→ **What this task involves**:
Omit all images, then return the remaining material exactly as it stands.

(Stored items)
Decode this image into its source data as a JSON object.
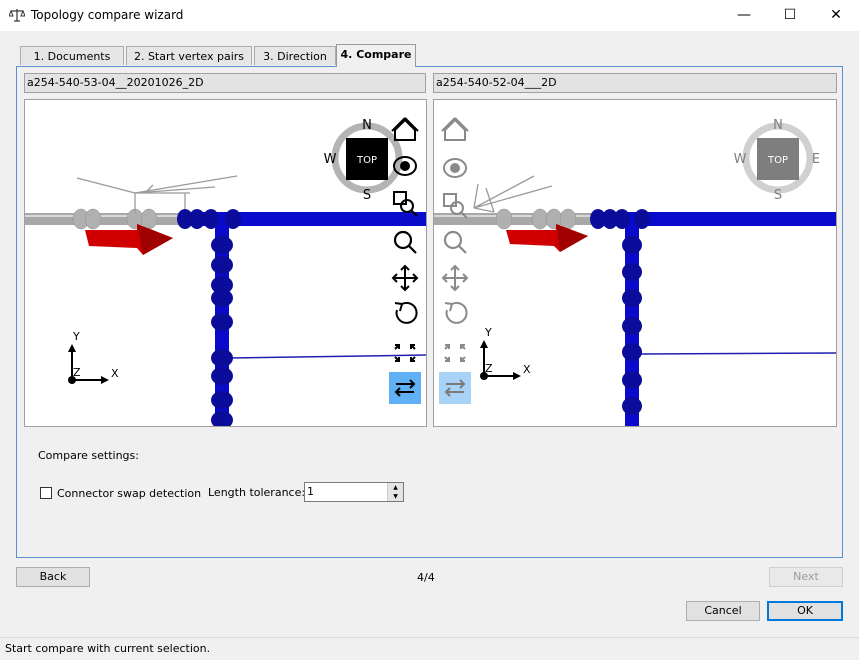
{
  "window": {
    "title": "Topology compare wizard",
    "minimize": "—",
    "maximize": "☐",
    "close": "✕"
  },
  "tabs": [
    {
      "label": "1. Documents"
    },
    {
      "label": "2. Start vertex pairs"
    },
    {
      "label": "3. Direction"
    },
    {
      "label": "4. Compare"
    }
  ],
  "left_view": {
    "title": "a254-540-53-04__20201026_2D",
    "compass": {
      "n": "N",
      "s": "S",
      "w": "W",
      "top": "TOP"
    },
    "axes": {
      "x": "X",
      "y": "Y",
      "z": "Z"
    }
  },
  "right_view": {
    "title": "a254-540-52-04___2D",
    "compass": {
      "n": "N",
      "s": "S",
      "w": "W",
      "e": "E",
      "top": "TOP"
    },
    "axes": {
      "x": "X",
      "y": "Y",
      "z": "Z"
    }
  },
  "settings": {
    "heading": "Compare settings:",
    "swap_label": "Connector swap detection",
    "swap_checked": false,
    "tolerance_label": "Length tolerance:",
    "tolerance_value": "1"
  },
  "nav": {
    "back": "Back",
    "page": "4/4",
    "next": "Next",
    "cancel": "Cancel",
    "ok": "OK"
  },
  "status": "Start compare with current selection.",
  "colors": {
    "accent": "#0078d7",
    "pipe_blue": "#0a0acc",
    "arrow_red": "#d00000",
    "toggle_active": "#5fb0f5"
  }
}
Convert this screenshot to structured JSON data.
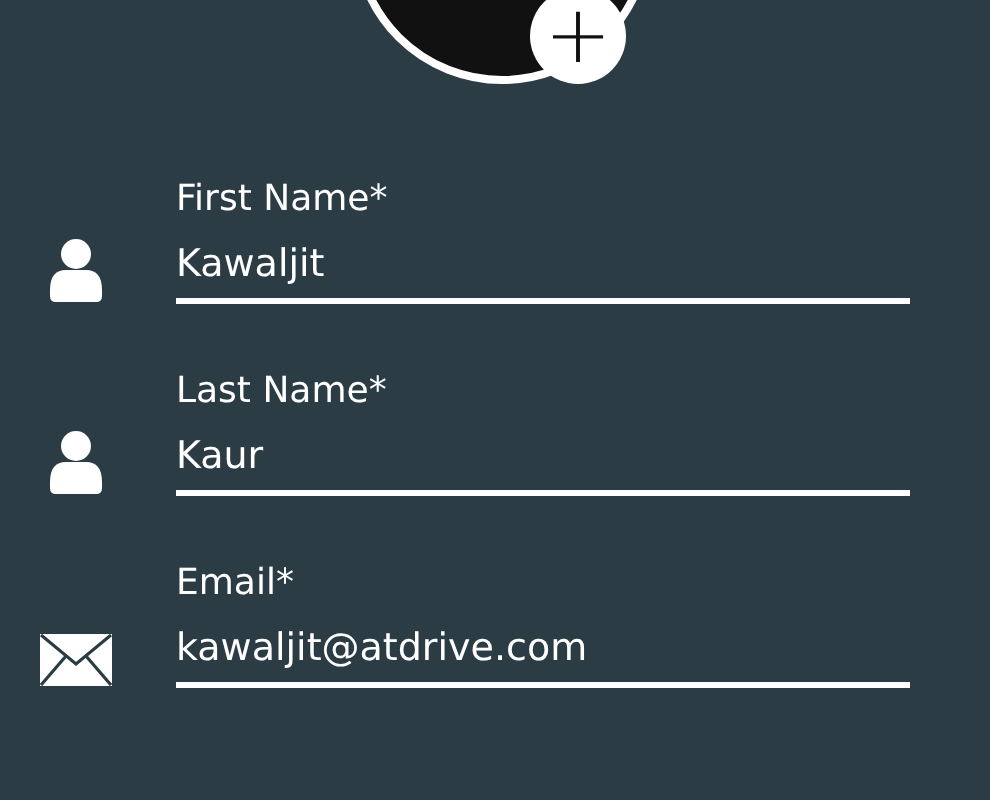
{
  "avatar": {
    "add_button": "+"
  },
  "fields": [
    {
      "kind": "person",
      "label": "First Name*",
      "value": "Kawaljit"
    },
    {
      "kind": "person",
      "label": "Last Name*",
      "value": "Kaur"
    },
    {
      "kind": "email",
      "label": "Email*",
      "value": "kawaljit@atdrive.com"
    }
  ]
}
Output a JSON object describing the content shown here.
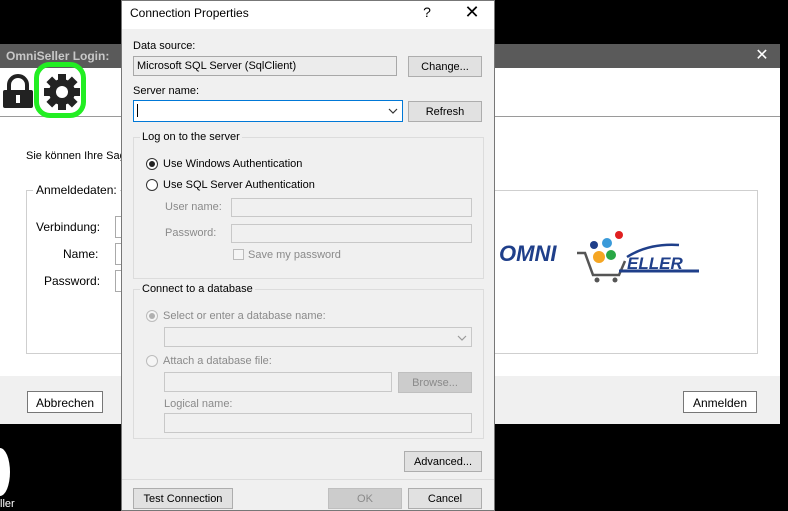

→ **Output**:
Decode this image into its source data as a JSON object.
{
  "window": {
    "title": "Topology compare wizard",
    "minimize": "—",
    "maximize": "☐",
    "close": "✕"
  },
  "tabs": [
    {
      "label": "1. Documents"
    },
    {
      "label": "2. Start vertex pairs"
    },
    {
      "label": "3. Direction"
    },
    {
      "label": "4. Compare"
    }
  ],
  "left_view": {
    "title": "a254-540-53-04__20201026_2D",
    "compass": {
      "n": "N",
      "s": "S",
      "w": "W",
      "top": "TOP"
    },
    "axes": {
      "x": "X",
      "y": "Y",
      "z": "Z"
    }
  },
  "right_view": {
    "title": "a254-540-52-04___2D",
    "compass": {
      "n": "N",
      "s": "S",
      "w": "W",
      "e": "E",
      "top": "TOP"
    },
    "axes": {
      "x": "X",
      "y": "Y",
      "z": "Z"
    }
  },
  "settings": {
    "heading": "Compare settings:",
    "swap_label": "Connector swap detection",
    "swap_checked": false,
    "tolerance_label": "Length tolerance:",
    "tolerance_value": "1"
  },
  "nav": {
    "back": "Back",
    "page": "4/4",
    "next": "Next",
    "cancel": "Cancel",
    "ok": "OK"
  },
  "status": "Start compare with current selection.",
  "colors": {
    "accent": "#0078d7",
    "pipe_blue": "#0a0acc",
    "arrow_red": "#d00000",
    "toggle_active": "#5fb0f5"
  }
}
Convert this screenshot to structured JSON data.
{
  "avatar": {
    "add_button": "+"
  },
  "fields": [
    {
      "kind": "person",
      "label": "First Name*",
      "value": "Kawaljit"
    },
    {
      "kind": "person",
      "label": "Last Name*",
      "value": "Kaur"
    },
    {
      "kind": "email",
      "label": "Email*",
      "value": "kawaljit@atdrive.com"
    }
  ]
}
Output a JSON object describing the content shown here.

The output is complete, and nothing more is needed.